Rows from a dataset:
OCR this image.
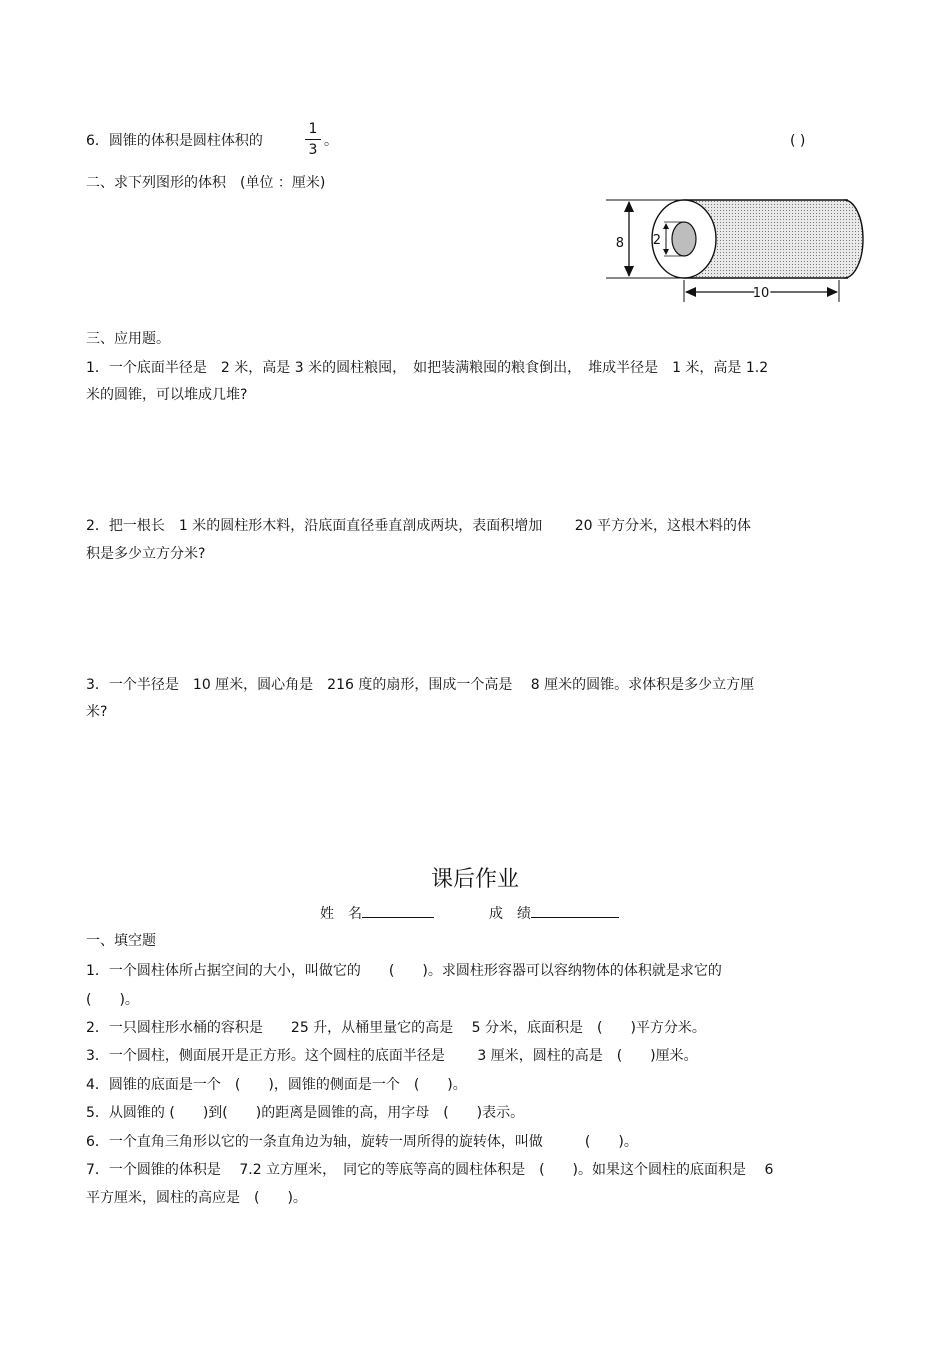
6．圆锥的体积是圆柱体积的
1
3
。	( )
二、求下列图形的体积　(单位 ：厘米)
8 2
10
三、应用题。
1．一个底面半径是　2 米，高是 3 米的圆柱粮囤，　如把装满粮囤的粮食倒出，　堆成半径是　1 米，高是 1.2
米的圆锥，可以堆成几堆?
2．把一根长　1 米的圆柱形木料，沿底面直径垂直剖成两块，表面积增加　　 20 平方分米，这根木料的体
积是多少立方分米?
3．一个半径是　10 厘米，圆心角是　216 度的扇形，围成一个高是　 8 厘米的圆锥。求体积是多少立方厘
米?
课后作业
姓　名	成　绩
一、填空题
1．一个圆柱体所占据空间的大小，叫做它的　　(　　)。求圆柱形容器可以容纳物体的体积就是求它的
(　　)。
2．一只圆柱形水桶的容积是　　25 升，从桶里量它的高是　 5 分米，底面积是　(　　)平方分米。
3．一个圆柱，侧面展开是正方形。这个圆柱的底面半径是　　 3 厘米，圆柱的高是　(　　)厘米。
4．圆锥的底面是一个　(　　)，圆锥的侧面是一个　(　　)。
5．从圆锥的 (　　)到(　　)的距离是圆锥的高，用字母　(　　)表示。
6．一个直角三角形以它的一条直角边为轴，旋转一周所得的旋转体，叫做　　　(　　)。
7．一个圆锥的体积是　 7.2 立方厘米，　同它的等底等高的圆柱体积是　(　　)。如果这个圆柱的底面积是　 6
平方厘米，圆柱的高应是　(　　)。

» **Directions for this task**: The material above must be printed exactly, with its pictures left out.

» **Solution for this problem**:
OCR this image.
6．圆锥的体积是圆柱体积的
1
3
。	( )
二、求下列图形的体积　(单位 ：厘米)
8 2
10
三、应用题。
1．一个底面半径是　2 米，高是 3 米的圆柱粮囤，　如把装满粮囤的粮食倒出，　堆成半径是　1 米，高是 1.2
米的圆锥，可以堆成几堆?
2．把一根长　1 米的圆柱形木料，沿底面直径垂直剖成两块，表面积增加　　 20 平方分米，这根木料的体
积是多少立方分米?
3．一个半径是　10 厘米，圆心角是　216 度的扇形，围成一个高是　 8 厘米的圆锥。求体积是多少立方厘
米?
课后作业
姓　名	成　绩
一、填空题
1．一个圆柱体所占据空间的大小，叫做它的　　(　　)。求圆柱形容器可以容纳物体的体积就是求它的
(　　)。
2．一只圆柱形水桶的容积是　　25 升，从桶里量它的高是　 5 分米，底面积是　(　　)平方分米。
3．一个圆柱，侧面展开是正方形。这个圆柱的底面半径是　　 3 厘米，圆柱的高是　(　　)厘米。
4．圆锥的底面是一个　(　　)，圆锥的侧面是一个　(　　)。
5．从圆锥的 (　　)到(　　)的距离是圆锥的高，用字母　(　　)表示。
6．一个直角三角形以它的一条直角边为轴，旋转一周所得的旋转体，叫做　　　(　　)。
7．一个圆锥的体积是　 7.2 立方厘米，　同它的等底等高的圆柱体积是　(　　)。如果这个圆柱的底面积是　 6
平方厘米，圆柱的高应是　(　　)。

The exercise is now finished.